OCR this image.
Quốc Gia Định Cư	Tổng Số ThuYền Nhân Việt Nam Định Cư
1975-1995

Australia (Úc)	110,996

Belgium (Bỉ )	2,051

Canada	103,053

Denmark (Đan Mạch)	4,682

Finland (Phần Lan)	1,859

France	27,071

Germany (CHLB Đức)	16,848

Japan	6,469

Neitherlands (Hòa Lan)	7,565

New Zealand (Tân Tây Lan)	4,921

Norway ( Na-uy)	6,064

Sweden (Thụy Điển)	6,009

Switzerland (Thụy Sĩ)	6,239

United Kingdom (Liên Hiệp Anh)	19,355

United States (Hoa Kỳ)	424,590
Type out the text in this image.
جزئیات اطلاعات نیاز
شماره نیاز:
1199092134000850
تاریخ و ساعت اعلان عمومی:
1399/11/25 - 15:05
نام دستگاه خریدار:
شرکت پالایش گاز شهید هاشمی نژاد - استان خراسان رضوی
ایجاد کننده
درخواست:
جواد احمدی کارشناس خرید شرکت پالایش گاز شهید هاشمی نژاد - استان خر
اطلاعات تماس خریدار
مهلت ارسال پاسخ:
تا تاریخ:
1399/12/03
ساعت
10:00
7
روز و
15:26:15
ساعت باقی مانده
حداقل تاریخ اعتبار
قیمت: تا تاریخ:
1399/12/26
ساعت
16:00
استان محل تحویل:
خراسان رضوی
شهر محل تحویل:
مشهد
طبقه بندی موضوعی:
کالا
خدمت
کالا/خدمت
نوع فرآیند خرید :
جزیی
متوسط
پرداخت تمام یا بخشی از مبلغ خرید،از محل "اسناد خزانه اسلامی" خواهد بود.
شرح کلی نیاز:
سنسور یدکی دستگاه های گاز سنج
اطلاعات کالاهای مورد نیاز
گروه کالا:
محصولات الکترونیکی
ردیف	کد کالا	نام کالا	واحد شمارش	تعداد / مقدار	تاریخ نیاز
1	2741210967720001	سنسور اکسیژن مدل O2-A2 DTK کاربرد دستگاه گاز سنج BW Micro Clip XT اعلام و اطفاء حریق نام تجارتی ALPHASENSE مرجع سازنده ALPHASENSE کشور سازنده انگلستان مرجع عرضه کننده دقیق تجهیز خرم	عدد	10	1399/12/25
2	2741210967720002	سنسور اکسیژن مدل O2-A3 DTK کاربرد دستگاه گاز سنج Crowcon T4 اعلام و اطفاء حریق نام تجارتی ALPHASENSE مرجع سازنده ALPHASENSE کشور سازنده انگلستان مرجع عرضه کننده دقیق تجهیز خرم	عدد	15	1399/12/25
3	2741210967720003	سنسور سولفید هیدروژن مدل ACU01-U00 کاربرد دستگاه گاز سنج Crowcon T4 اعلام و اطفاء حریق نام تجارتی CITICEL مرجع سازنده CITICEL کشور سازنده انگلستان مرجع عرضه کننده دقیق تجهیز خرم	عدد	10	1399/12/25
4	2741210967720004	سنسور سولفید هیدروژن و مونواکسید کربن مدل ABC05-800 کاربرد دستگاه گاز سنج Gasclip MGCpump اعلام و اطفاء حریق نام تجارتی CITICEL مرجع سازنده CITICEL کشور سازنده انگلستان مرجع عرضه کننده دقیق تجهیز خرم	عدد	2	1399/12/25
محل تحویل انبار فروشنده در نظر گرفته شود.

Task directions:
Every entry in the listing must be retyped exactly.

Final answer:
OCR this image.
Quốc Gia Định Cư	Tổng Số ThuYền Nhân Việt Nam Định Cư
1975-1995

Australia (Úc)	110,996

Belgium (Bỉ )	2,051

Canada	103,053

Denmark (Đan Mạch)	4,682

Finland (Phần Lan)	1,859

France	27,071

Germany (CHLB Đức)	16,848

Japan	6,469

Neitherlands (Hòa Lan)	7,565

New Zealand (Tân Tây Lan)	4,921

Norway ( Na-uy)	6,064

Sweden (Thụy Điển)	6,009

Switzerland (Thụy Sĩ)	6,239

United Kingdom (Liên Hiệp Anh)	19,355

United States (Hoa Kỳ)	424,590
Type out the text in this image.
جزئیات اطلاعات نیاز
شماره نیاز:
1199092134000850
تاریخ و ساعت اعلان عمومی:
1399/11/25 - 15:05
نام دستگاه خریدار:
شرکت پالایش گاز شهید هاشمی نژاد - استان خراسان رضوی
ایجاد کننده
درخواست:
جواد احمدی کارشناس خرید شرکت پالایش گاز شهید هاشمی نژاد - استان خر
اطلاعات تماس خریدار
مهلت ارسال پاسخ:
تا تاریخ:
1399/12/03
ساعت
10:00
7
روز و
15:26:15
ساعت باقی مانده
حداقل تاریخ اعتبار
قیمت: تا تاریخ:
1399/12/26
ساعت
16:00
استان محل تحویل:
خراسان رضوی
شهر محل تحویل:
مشهد
طبقه بندی موضوعی:
کالا
خدمت
کالا/خدمت
نوع فرآیند خرید :
جزیی
متوسط
پرداخت تمام یا بخشی از مبلغ خرید،از محل "اسناد خزانه اسلامی" خواهد بود.
شرح کلی نیاز:
سنسور یدکی دستگاه های گاز سنج
اطلاعات کالاهای مورد نیاز
گروه کالا:
محصولات الکترونیکی
ردیف	کد کالا	نام کالا	واحد شمارش	تعداد / مقدار	تاریخ نیاز
1	2741210967720001	سنسور اکسیژن مدل O2-A2 DTK کاربرد دستگاه گاز سنج BW Micro Clip XT اعلام و اطفاء حریق نام تجارتی ALPHASENSE مرجع سازنده ALPHASENSE کشور سازنده انگلستان مرجع عرضه کننده دقیق تجهیز خرم	عدد	10	1399/12/25
2	2741210967720002	سنسور اکسیژن مدل O2-A3 DTK کاربرد دستگاه گاز سنج Crowcon T4 اعلام و اطفاء حریق نام تجارتی ALPHASENSE مرجع سازنده ALPHASENSE کشور سازنده انگلستان مرجع عرضه کننده دقیق تجهیز خرم	عدد	15	1399/12/25
3	2741210967720003	سنسور سولفید هیدروژن مدل ACU01-U00 کاربرد دستگاه گاز سنج Crowcon T4 اعلام و اطفاء حریق نام تجارتی CITICEL مرجع سازنده CITICEL کشور سازنده انگلستان مرجع عرضه کننده دقیق تجهیز خرم	عدد	10	1399/12/25
4	2741210967720004	سنسور سولفید هیدروژن و مونواکسید کربن مدل ABC05-800 کاربرد دستگاه گاز سنج Gasclip MGCpump اعلام و اطفاء حریق نام تجارتی CITICEL مرجع سازنده CITICEL کشور سازنده انگلستان مرجع عرضه کننده دقیق تجهیز خرم	عدد	2	1399/12/25
محل تحویل انبار فروشنده در نظر گرفته شود.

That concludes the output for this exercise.